* Stated problem:
Pull out every line of the listing below where "mais" appears.

Dataset items
/---

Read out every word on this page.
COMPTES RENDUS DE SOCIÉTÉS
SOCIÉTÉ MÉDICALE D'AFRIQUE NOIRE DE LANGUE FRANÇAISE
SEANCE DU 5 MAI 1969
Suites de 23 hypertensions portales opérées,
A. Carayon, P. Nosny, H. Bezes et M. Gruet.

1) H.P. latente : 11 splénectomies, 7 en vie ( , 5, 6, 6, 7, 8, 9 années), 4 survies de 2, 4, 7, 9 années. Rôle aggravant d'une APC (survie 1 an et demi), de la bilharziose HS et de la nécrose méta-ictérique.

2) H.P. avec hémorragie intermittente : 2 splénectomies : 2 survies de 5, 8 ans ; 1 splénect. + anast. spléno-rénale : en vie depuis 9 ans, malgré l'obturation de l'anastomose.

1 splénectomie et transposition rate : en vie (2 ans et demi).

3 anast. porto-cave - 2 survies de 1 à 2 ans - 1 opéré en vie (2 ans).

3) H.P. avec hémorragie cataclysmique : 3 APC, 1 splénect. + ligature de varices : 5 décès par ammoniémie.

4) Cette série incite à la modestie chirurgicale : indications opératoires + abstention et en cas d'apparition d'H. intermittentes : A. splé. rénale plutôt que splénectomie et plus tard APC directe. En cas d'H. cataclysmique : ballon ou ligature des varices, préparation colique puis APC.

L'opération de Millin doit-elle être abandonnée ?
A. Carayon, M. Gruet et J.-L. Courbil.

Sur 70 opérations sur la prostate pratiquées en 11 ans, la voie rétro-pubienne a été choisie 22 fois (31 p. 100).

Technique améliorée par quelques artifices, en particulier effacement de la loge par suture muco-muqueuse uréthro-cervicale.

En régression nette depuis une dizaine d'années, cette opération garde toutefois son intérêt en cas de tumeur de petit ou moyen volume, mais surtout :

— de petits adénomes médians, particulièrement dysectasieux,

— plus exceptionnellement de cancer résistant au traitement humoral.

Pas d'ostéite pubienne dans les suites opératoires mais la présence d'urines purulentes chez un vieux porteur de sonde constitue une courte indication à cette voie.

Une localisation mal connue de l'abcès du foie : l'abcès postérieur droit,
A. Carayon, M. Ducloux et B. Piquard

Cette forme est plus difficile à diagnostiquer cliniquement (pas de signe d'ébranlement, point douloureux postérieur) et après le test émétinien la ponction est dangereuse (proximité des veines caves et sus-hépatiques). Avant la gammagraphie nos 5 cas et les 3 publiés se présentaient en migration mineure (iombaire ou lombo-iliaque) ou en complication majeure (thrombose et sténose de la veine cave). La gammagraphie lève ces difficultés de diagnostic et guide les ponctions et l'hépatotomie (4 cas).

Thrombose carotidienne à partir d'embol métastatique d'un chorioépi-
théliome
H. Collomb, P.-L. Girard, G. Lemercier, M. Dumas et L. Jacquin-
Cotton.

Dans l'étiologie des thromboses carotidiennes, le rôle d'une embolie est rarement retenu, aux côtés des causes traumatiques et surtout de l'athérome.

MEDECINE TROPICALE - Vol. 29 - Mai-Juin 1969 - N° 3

\---

* Completed task:
En régression nette depuis une dizaine d'années, cette opération garde toutefois son intérêt en cas de tumeur de petit ou moyen volume, mais surtout :
Pas d'ostéite pubienne dans les suites opératoires mais la présence d'urines purulentes chez un vieux porteur de sonde constitue une courte indication à cette voie.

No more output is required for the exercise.